Your goal |
Using the material below, copy every line where "ylabel" appears.

__________________________________________________

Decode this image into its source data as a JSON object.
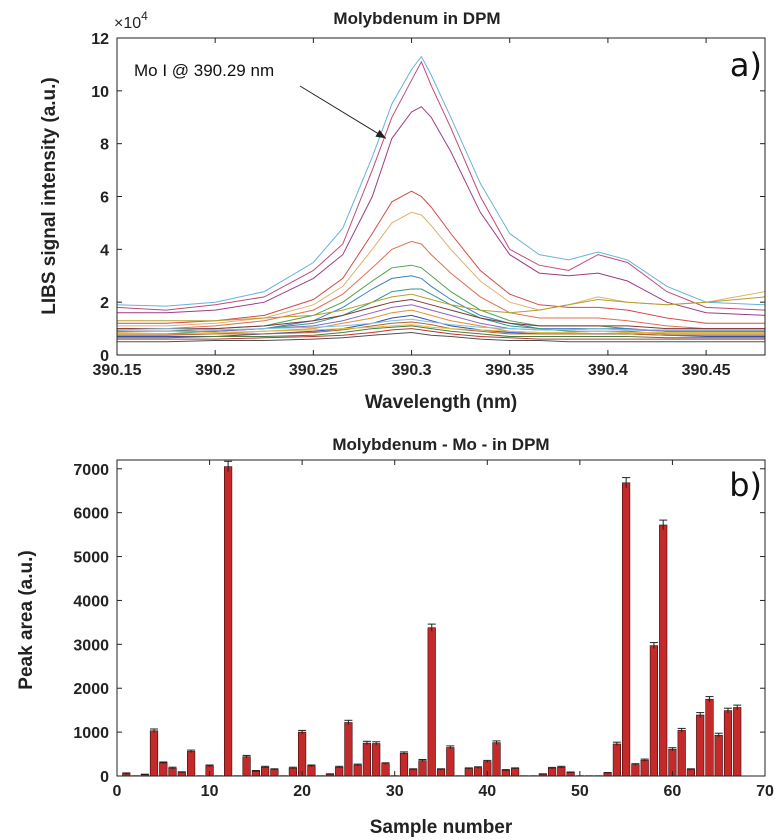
{
  "chart_data": [
    {
      "type": "line",
      "title": "Molybdenum in DPM",
      "xlabel": "Wavelength (nm)",
      "ylabel": "LIBS signal intensity (a.u.)",
      "y_exponent_label": "×10",
      "y_exponent_power": "4",
      "panel_label": "a)",
      "annotation": "Mo I @ 390.29 nm",
      "annotation_target": {
        "x": 390.287,
        "y": 8.2
      },
      "xlim": [
        390.15,
        390.48
      ],
      "ylim": [
        0,
        12
      ],
      "x_ticks": [
        390.15,
        390.2,
        390.25,
        390.3,
        390.35,
        390.4,
        390.45
      ],
      "x_tick_labels": [
        "390.15",
        "390.2",
        "390.25",
        "390.3",
        "390.35",
        "390.4",
        "390.45"
      ],
      "y_ticks": [
        0,
        2,
        4,
        6,
        8,
        10,
        12
      ],
      "y_tick_labels": [
        "0",
        "2",
        "4",
        "6",
        "8",
        "10",
        "12"
      ],
      "grid": false,
      "legend": "none",
      "x": [
        390.15,
        390.175,
        390.2,
        390.225,
        390.25,
        390.265,
        390.28,
        390.29,
        390.3,
        390.305,
        390.31,
        390.32,
        390.335,
        390.35,
        390.365,
        390.38,
        390.395,
        390.41,
        390.43,
        390.45,
        390.48
      ],
      "series": [
        {
          "color": "#6ab0e0",
          "values": [
            1.9,
            1.85,
            2.0,
            2.4,
            3.5,
            4.8,
            7.5,
            9.5,
            10.8,
            11.3,
            10.6,
            9.0,
            6.5,
            4.6,
            3.8,
            3.6,
            3.9,
            3.6,
            2.6,
            2.0,
            1.9
          ]
        },
        {
          "color": "#c04a78",
          "values": [
            1.8,
            1.7,
            1.9,
            2.2,
            3.2,
            4.2,
            7.0,
            9.0,
            10.4,
            11.1,
            10.2,
            8.6,
            6.0,
            4.0,
            3.4,
            3.2,
            3.8,
            3.5,
            2.4,
            1.8,
            1.7
          ]
        },
        {
          "color": "#9b3d86",
          "values": [
            1.6,
            1.6,
            1.7,
            2.0,
            2.9,
            3.8,
            6.0,
            8.2,
            9.2,
            9.4,
            9.0,
            7.7,
            5.4,
            3.8,
            3.1,
            3.0,
            3.1,
            2.8,
            2.0,
            1.6,
            1.5
          ]
        },
        {
          "color": "#d44a4a",
          "values": [
            1.2,
            1.2,
            1.3,
            1.5,
            2.1,
            2.9,
            4.6,
            5.8,
            6.2,
            6.0,
            5.6,
            4.6,
            3.2,
            2.3,
            1.9,
            1.8,
            1.8,
            1.7,
            1.4,
            1.2,
            1.2
          ]
        },
        {
          "color": "#e0b070",
          "values": [
            1.1,
            1.1,
            1.2,
            1.4,
            1.9,
            2.6,
            4.0,
            5.0,
            5.4,
            5.3,
            4.9,
            4.0,
            2.8,
            2.0,
            1.7,
            1.9,
            2.2,
            2.0,
            1.9,
            2.0,
            2.4
          ]
        },
        {
          "color": "#e07050",
          "values": [
            1.0,
            1.0,
            1.1,
            1.3,
            1.7,
            2.3,
            3.3,
            4.0,
            4.3,
            4.2,
            3.8,
            3.1,
            2.2,
            1.6,
            1.4,
            1.4,
            1.4,
            1.3,
            1.1,
            1.0,
            1.0
          ]
        },
        {
          "color": "#50a050",
          "values": [
            0.9,
            0.9,
            1.0,
            1.1,
            1.5,
            2.0,
            2.8,
            3.3,
            3.4,
            3.3,
            3.0,
            2.4,
            1.7,
            1.3,
            1.1,
            1.1,
            1.1,
            1.0,
            0.9,
            0.9,
            0.9
          ]
        },
        {
          "color": "#3c7fc0",
          "values": [
            0.9,
            0.9,
            0.9,
            1.0,
            1.3,
            1.8,
            2.5,
            2.9,
            3.0,
            2.9,
            2.6,
            2.1,
            1.5,
            1.2,
            1.0,
            1.0,
            1.0,
            1.0,
            0.9,
            0.9,
            0.9
          ]
        },
        {
          "color": "#2e9a8a",
          "values": [
            0.8,
            0.8,
            0.9,
            1.0,
            1.2,
            1.5,
            2.0,
            2.4,
            2.5,
            2.5,
            2.3,
            1.9,
            1.4,
            1.1,
            1.0,
            0.9,
            0.9,
            0.9,
            0.8,
            0.8,
            0.8
          ]
        },
        {
          "color": "#b0a030",
          "values": [
            1.3,
            1.3,
            1.3,
            1.4,
            1.5,
            1.7,
            2.0,
            2.2,
            2.3,
            2.2,
            2.1,
            1.9,
            1.7,
            1.6,
            1.7,
            1.9,
            2.1,
            2.0,
            1.9,
            2.0,
            2.2
          ]
        },
        {
          "color": "#7d3a3a",
          "values": [
            1.0,
            1.0,
            1.0,
            1.1,
            1.3,
            1.5,
            1.8,
            2.0,
            2.1,
            2.0,
            1.9,
            1.7,
            1.4,
            1.2,
            1.1,
            1.1,
            1.1,
            1.1,
            1.0,
            1.0,
            1.0
          ]
        },
        {
          "color": "#8a66c0",
          "values": [
            0.9,
            0.9,
            0.9,
            1.0,
            1.1,
            1.3,
            1.6,
            1.8,
            1.9,
            1.8,
            1.7,
            1.5,
            1.2,
            1.0,
            0.95,
            0.95,
            1.0,
            0.95,
            0.9,
            0.9,
            0.9
          ]
        },
        {
          "color": "#e09030",
          "values": [
            0.8,
            0.8,
            0.8,
            0.9,
            1.0,
            1.2,
            1.4,
            1.6,
            1.7,
            1.6,
            1.5,
            1.3,
            1.1,
            0.9,
            0.85,
            0.85,
            0.9,
            0.85,
            0.8,
            0.8,
            0.8
          ]
        },
        {
          "color": "#3050b0",
          "values": [
            0.7,
            0.7,
            0.7,
            0.8,
            0.9,
            1.0,
            1.2,
            1.4,
            1.5,
            1.4,
            1.3,
            1.1,
            0.95,
            0.85,
            0.8,
            0.8,
            0.8,
            0.8,
            0.75,
            0.7,
            0.7
          ]
        },
        {
          "color": "#c06030",
          "values": [
            0.75,
            0.75,
            0.8,
            0.8,
            0.85,
            0.95,
            1.1,
            1.2,
            1.25,
            1.2,
            1.15,
            1.0,
            0.9,
            0.8,
            0.8,
            0.8,
            0.8,
            0.8,
            0.75,
            0.75,
            0.75
          ]
        },
        {
          "color": "#408040",
          "values": [
            0.65,
            0.65,
            0.7,
            0.7,
            0.75,
            0.85,
            1.0,
            1.05,
            1.1,
            1.05,
            1.0,
            0.9,
            0.8,
            0.7,
            0.7,
            0.7,
            0.7,
            0.7,
            0.65,
            0.65,
            0.65
          ]
        },
        {
          "color": "#c03030",
          "values": [
            0.6,
            0.6,
            0.6,
            0.65,
            0.7,
            0.75,
            0.85,
            0.95,
            1.0,
            0.95,
            0.9,
            0.8,
            0.7,
            0.65,
            0.6,
            0.6,
            0.6,
            0.6,
            0.6,
            0.6,
            0.6
          ]
        },
        {
          "color": "#505050",
          "values": [
            0.5,
            0.5,
            0.55,
            0.55,
            0.6,
            0.65,
            0.75,
            0.8,
            0.85,
            0.8,
            0.75,
            0.7,
            0.6,
            0.55,
            0.55,
            0.5,
            0.5,
            0.5,
            0.5,
            0.5,
            0.5
          ]
        },
        {
          "color": "#80c0e0",
          "values": [
            0.95,
            1.0,
            0.95,
            1.0,
            1.05,
            1.1,
            1.2,
            1.3,
            1.35,
            1.3,
            1.25,
            1.15,
            1.05,
            1.0,
            0.95,
            0.95,
            1.0,
            0.95,
            0.95,
            0.95,
            0.95
          ]
        },
        {
          "color": "#e0c040",
          "values": [
            0.85,
            0.9,
            0.85,
            0.9,
            0.95,
            1.0,
            1.05,
            1.1,
            1.15,
            1.1,
            1.05,
            1.0,
            0.95,
            0.9,
            0.85,
            0.85,
            0.9,
            0.85,
            0.85,
            0.85,
            0.85
          ]
        }
      ]
    },
    {
      "type": "bar",
      "title": "Molybdenum - Mo - in DPM",
      "xlabel": "Sample number",
      "ylabel": "Peak area (a.u.)",
      "panel_label": "b)",
      "xlim": [
        0,
        70
      ],
      "ylim": [
        0,
        7200
      ],
      "x_ticks": [
        0,
        10,
        20,
        30,
        40,
        50,
        60,
        70
      ],
      "x_tick_labels": [
        "0",
        "10",
        "20",
        "30",
        "40",
        "50",
        "60",
        "70"
      ],
      "y_ticks": [
        0,
        1000,
        2000,
        3000,
        4000,
        5000,
        6000,
        7000
      ],
      "y_tick_labels": [
        "0",
        "1000",
        "2000",
        "3000",
        "4000",
        "5000",
        "6000",
        "7000"
      ],
      "grid": false,
      "legend": "none",
      "bar_color": "#c42a2a",
      "error_bars": true,
      "x": [
        1,
        2,
        3,
        4,
        5,
        6,
        7,
        8,
        9,
        10,
        11,
        12,
        13,
        14,
        15,
        16,
        17,
        18,
        19,
        20,
        21,
        22,
        23,
        24,
        25,
        26,
        27,
        28,
        29,
        30,
        31,
        32,
        33,
        34,
        35,
        36,
        37,
        38,
        39,
        40,
        41,
        42,
        43,
        44,
        45,
        46,
        47,
        48,
        49,
        50,
        51,
        52,
        53,
        54,
        55,
        56,
        57,
        58,
        59,
        60,
        61,
        62,
        63,
        64,
        65,
        66,
        67
      ],
      "values": [
        50,
        10,
        30,
        1030,
        300,
        180,
        80,
        560,
        10,
        230,
        10,
        7050,
        10,
        440,
        110,
        200,
        150,
        10,
        180,
        1000,
        230,
        10,
        40,
        200,
        1220,
        250,
        750,
        740,
        280,
        10,
        520,
        150,
        350,
        3380,
        150,
        650,
        10,
        170,
        190,
        330,
        760,
        130,
        170,
        10,
        10,
        40,
        180,
        200,
        80,
        10,
        10,
        10,
        70,
        730,
        6680,
        260,
        360,
        2970,
        5720,
        610,
        1040,
        150,
        1390,
        1750,
        930,
        1490,
        1560
      ],
      "errors": [
        20,
        0,
        10,
        40,
        20,
        20,
        15,
        30,
        0,
        20,
        0,
        120,
        0,
        30,
        15,
        20,
        15,
        0,
        20,
        40,
        20,
        0,
        10,
        20,
        50,
        20,
        40,
        40,
        20,
        0,
        30,
        15,
        25,
        80,
        15,
        35,
        0,
        15,
        20,
        25,
        40,
        15,
        15,
        0,
        0,
        10,
        15,
        20,
        10,
        0,
        0,
        0,
        10,
        40,
        120,
        20,
        25,
        70,
        110,
        35,
        45,
        15,
        55,
        60,
        45,
        55,
        55
      ]
    }
  ]
}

__________________________________________________

Response |
      "ylabel": "LIBS signal intensity (a.u.)",
      "ylabel": "Peak area (a.u.)",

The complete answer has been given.